## Your instructions:
Check every line below for the word "Purchase" and copy the ones that have it.

- - -

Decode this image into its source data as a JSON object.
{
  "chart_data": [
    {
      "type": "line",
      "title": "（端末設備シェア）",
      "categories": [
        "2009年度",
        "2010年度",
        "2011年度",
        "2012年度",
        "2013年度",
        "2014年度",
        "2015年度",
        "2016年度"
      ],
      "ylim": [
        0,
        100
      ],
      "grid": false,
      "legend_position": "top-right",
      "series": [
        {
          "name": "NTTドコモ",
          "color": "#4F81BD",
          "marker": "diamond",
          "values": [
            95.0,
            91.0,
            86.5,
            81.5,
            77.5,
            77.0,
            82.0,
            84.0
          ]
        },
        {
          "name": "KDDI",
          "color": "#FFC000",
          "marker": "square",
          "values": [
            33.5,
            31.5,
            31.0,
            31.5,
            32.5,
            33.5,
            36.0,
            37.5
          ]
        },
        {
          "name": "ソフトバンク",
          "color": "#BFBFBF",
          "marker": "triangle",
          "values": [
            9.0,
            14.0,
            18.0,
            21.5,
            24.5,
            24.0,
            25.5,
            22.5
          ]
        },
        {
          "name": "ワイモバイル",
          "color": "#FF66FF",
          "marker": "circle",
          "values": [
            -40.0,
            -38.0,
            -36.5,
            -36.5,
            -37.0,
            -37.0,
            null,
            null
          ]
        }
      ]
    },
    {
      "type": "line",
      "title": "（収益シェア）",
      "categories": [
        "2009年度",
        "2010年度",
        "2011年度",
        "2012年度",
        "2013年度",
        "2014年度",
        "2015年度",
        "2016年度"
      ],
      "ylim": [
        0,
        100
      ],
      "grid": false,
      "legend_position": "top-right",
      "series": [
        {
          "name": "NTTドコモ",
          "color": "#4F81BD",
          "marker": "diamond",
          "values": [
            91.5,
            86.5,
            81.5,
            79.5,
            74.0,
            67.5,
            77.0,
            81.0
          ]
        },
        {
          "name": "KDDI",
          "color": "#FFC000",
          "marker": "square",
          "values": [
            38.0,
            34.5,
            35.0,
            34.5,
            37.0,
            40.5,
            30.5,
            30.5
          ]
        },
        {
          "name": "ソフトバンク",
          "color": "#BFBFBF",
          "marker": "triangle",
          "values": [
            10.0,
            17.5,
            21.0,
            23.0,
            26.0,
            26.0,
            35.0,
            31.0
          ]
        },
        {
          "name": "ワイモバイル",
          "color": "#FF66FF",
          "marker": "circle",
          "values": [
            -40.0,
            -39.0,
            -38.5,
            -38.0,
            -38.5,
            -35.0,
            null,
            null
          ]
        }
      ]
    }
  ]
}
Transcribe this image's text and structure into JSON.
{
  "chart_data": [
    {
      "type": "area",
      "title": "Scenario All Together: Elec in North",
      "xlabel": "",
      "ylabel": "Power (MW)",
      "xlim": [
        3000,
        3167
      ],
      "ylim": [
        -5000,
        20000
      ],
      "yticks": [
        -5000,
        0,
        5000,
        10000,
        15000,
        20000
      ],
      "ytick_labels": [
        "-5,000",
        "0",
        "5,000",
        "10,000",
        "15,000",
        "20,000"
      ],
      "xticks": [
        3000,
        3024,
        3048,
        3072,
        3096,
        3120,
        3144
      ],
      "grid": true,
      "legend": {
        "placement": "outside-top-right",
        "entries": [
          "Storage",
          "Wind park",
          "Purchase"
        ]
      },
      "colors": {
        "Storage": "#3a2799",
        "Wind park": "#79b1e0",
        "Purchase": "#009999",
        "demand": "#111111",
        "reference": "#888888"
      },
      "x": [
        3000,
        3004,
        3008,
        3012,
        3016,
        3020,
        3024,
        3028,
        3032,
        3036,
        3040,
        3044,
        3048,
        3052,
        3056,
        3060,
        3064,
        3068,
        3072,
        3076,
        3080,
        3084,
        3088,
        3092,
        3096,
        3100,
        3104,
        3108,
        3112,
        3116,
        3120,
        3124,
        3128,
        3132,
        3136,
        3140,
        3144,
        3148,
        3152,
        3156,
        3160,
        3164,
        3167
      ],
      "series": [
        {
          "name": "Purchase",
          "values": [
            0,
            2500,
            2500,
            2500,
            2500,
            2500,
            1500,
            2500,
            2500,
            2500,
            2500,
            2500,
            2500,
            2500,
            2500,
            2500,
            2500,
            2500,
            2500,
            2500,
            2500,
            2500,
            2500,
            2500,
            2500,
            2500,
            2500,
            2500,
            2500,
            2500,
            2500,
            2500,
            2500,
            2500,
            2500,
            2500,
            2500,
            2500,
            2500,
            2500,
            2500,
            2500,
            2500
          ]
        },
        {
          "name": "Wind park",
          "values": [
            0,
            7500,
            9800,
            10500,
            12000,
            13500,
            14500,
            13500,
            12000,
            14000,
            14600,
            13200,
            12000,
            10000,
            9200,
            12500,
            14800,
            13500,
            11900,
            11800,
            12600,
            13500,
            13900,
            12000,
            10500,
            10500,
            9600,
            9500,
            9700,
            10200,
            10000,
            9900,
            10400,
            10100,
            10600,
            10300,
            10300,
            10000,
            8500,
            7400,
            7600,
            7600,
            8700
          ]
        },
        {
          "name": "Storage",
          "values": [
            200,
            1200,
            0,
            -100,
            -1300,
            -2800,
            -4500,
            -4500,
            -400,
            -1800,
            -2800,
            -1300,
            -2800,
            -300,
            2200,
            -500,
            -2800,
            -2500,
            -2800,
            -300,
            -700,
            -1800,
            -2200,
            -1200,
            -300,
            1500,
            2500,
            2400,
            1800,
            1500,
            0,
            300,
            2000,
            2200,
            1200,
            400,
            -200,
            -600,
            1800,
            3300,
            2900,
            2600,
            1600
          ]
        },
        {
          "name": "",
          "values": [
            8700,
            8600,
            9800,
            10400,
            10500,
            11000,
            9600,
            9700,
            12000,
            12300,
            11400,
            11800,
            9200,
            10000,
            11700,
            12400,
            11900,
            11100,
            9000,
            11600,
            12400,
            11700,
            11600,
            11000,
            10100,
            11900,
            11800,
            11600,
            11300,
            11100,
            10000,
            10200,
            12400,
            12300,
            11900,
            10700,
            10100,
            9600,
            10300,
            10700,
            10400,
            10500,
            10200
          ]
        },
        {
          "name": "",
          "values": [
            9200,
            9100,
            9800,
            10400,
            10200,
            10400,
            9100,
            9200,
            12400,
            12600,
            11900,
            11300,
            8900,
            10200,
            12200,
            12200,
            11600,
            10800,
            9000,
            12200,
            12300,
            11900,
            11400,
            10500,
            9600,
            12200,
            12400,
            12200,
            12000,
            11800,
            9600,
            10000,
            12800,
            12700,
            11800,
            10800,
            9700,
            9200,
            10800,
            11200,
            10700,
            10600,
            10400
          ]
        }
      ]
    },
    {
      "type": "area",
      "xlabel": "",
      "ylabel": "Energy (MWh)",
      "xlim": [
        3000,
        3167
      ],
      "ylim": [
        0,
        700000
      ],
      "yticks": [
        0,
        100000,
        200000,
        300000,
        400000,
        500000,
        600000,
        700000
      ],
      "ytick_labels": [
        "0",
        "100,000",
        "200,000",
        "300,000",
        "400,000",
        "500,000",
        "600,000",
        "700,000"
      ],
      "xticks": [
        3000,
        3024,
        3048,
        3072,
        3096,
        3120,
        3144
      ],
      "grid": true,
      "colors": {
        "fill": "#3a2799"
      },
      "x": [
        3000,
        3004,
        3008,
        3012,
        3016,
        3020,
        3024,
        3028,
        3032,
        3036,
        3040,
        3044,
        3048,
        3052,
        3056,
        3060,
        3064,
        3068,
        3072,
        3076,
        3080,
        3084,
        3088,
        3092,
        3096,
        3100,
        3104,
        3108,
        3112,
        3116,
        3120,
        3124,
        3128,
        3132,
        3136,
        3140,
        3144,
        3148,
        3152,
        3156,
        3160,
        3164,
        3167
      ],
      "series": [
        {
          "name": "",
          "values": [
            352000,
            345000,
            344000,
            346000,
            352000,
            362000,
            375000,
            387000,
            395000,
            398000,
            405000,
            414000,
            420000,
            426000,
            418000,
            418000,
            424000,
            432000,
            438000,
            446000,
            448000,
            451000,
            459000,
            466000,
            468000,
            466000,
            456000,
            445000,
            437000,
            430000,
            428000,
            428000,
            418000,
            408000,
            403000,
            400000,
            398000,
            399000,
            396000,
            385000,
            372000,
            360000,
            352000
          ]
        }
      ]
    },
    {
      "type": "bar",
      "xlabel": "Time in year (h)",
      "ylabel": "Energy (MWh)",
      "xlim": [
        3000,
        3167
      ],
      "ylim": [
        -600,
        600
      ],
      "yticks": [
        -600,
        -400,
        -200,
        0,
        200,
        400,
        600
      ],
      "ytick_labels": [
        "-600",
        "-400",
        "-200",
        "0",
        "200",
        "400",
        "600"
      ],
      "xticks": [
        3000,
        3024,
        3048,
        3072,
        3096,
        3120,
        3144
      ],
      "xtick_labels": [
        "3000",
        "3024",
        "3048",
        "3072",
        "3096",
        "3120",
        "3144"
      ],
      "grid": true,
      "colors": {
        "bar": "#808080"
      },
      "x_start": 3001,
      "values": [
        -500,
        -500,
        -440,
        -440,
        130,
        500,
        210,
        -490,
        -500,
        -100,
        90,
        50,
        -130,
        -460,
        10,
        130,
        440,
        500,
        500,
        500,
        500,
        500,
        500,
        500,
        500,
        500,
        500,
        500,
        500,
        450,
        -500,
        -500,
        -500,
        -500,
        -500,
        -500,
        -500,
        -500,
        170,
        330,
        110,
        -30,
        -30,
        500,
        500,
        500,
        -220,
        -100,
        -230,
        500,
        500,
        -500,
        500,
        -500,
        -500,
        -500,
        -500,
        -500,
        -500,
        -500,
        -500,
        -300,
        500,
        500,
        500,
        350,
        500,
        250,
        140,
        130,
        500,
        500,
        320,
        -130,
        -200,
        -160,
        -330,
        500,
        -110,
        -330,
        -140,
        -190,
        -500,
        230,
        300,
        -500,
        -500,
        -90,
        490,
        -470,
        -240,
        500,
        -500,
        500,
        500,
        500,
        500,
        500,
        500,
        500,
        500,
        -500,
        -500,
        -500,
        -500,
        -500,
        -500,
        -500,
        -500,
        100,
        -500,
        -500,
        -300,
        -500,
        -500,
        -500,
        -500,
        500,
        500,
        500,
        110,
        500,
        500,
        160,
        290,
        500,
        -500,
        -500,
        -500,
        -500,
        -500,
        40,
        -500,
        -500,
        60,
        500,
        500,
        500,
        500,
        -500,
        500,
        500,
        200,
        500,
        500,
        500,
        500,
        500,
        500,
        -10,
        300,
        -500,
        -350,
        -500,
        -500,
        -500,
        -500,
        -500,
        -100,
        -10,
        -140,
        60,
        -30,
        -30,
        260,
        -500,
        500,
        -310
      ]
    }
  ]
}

- - -

## Solution to the exercise:
          "Purchase"
        "Purchase": "#009999",
          "name": "Purchase",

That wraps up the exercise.